*Dataset rows*:

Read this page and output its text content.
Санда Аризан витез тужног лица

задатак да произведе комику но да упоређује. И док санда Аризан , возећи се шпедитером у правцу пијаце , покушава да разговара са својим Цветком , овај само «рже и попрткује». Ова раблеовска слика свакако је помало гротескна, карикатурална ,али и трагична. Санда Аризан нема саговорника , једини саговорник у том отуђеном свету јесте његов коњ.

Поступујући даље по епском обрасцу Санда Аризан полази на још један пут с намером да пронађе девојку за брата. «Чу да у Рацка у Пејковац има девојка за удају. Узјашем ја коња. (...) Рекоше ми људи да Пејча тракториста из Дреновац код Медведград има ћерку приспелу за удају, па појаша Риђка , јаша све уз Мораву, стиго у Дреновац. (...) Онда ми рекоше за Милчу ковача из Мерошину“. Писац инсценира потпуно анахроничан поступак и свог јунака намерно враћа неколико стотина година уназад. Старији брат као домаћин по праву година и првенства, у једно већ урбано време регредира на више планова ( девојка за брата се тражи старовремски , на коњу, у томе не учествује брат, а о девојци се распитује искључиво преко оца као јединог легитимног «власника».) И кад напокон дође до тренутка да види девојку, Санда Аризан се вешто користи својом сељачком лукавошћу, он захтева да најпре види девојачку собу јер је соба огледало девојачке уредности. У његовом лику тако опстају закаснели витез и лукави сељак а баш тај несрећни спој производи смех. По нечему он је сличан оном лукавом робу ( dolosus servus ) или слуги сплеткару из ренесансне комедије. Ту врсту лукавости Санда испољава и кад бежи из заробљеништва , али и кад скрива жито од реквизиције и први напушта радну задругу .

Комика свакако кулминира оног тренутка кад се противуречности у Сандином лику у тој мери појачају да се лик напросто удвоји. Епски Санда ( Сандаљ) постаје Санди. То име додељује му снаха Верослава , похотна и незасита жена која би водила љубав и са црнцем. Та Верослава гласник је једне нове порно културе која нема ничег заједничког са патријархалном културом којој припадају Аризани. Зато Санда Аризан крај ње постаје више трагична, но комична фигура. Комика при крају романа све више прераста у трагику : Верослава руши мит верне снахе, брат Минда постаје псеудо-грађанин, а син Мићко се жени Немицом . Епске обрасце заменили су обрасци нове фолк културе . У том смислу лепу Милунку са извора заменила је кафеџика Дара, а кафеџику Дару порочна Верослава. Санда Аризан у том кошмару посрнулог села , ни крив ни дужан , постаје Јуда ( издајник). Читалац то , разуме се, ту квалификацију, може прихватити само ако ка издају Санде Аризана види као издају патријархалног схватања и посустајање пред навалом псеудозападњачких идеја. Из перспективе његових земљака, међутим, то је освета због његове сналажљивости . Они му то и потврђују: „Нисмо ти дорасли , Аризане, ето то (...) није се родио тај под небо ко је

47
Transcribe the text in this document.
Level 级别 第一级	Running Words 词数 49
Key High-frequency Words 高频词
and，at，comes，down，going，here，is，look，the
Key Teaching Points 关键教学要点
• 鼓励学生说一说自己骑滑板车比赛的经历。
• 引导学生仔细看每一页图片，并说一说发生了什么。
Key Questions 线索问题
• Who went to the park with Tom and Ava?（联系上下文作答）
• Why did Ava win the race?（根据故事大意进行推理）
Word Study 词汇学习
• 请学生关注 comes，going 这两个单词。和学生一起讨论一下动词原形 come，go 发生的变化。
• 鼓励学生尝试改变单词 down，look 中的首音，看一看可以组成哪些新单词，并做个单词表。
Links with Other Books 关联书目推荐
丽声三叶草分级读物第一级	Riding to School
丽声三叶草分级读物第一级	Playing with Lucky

*Task brief*: Output the listing above word for word.

*Result of this exercise*:
Read this page and output its text content.
Санда Аризан витез тужног лица

задатак да произведе комику но да упоређује. И док санда Аризан , возећи се шпедитером у правцу пијаце , покушава да разговара са својим Цветком , овај само «рже и попрткује». Ова раблеовска слика свакако је помало гротескна, карикатурална ,али и трагична. Санда Аризан нема саговорника , једини саговорник у том отуђеном свету јесте његов коњ.

Поступујући даље по епском обрасцу Санда Аризан полази на још један пут с намером да пронађе девојку за брата. «Чу да у Рацка у Пејковац има девојка за удају. Узјашем ја коња. (...) Рекоше ми људи да Пејча тракториста из Дреновац код Медведград има ћерку приспелу за удају, па појаша Риђка , јаша све уз Мораву, стиго у Дреновац. (...) Онда ми рекоше за Милчу ковача из Мерошину“. Писац инсценира потпуно анахроничан поступак и свог јунака намерно враћа неколико стотина година уназад. Старији брат као домаћин по праву година и првенства, у једно већ урбано време регредира на више планова ( девојка за брата се тражи старовремски , на коњу, у томе не учествује брат, а о девојци се распитује искључиво преко оца као јединог легитимног «власника».) И кад напокон дође до тренутка да види девојку, Санда Аризан се вешто користи својом сељачком лукавошћу, он захтева да најпре види девојачку собу јер је соба огледало девојачке уредности. У његовом лику тако опстају закаснели витез и лукави сељак а баш тај несрећни спој производи смех. По нечему он је сличан оном лукавом робу ( dolosus servus ) или слуги сплеткару из ренесансне комедије. Ту врсту лукавости Санда испољава и кад бежи из заробљеништва , али и кад скрива жито од реквизиције и први напушта радну задругу .

Комика свакако кулминира оног тренутка кад се противуречности у Сандином лику у тој мери појачају да се лик напросто удвоји. Епски Санда ( Сандаљ) постаје Санди. То име додељује му снаха Верослава , похотна и незасита жена која би водила љубав и са црнцем. Та Верослава гласник је једне нове порно културе која нема ничег заједничког са патријархалном културом којој припадају Аризани. Зато Санда Аризан крај ње постаје више трагична, но комична фигура. Комика при крају романа све више прераста у трагику : Верослава руши мит верне снахе, брат Минда постаје псеудо-грађанин, а син Мићко се жени Немицом . Епске обрасце заменили су обрасци нове фолк културе . У том смислу лепу Милунку са извора заменила је кафеџика Дара, а кафеџику Дару порочна Верослава. Санда Аризан у том кошмару посрнулог села , ни крив ни дужан , постаје Јуда ( издајник). Читалац то , разуме се, ту квалификацију, може прихватити само ако ка издају Санде Аризана види као издају патријархалног схватања и посустајање пред навалом псеудозападњачких идеја. Из перспективе његових земљака, међутим, то је освета због његове сналажљивости . Они му то и потврђују: „Нисмо ти дорасли , Аризане, ето то (...) није се родио тај под небо ко је

47
Transcribe the text in this document.
Level 级别 第一级	Running Words 词数 49
Key High-frequency Words 高频词
and，at，comes，down，going，here，is，look，the
Key Teaching Points 关键教学要点
• 鼓励学生说一说自己骑滑板车比赛的经历。
• 引导学生仔细看每一页图片，并说一说发生了什么。
Key Questions 线索问题
• Who went to the park with Tom and Ava?（联系上下文作答）
• Why did Ava win the race?（根据故事大意进行推理）
Word Study 词汇学习
• 请学生关注 comes，going 这两个单词。和学生一起讨论一下动词原形 come，go 发生的变化。
• 鼓励学生尝试改变单词 down，look 中的首音，看一看可以组成哪些新单词，并做个单词表。
Links with Other Books 关联书目推荐
丽声三叶草分级读物第一级	Riding to School
丽声三叶草分级读物第一级	Playing with Lucky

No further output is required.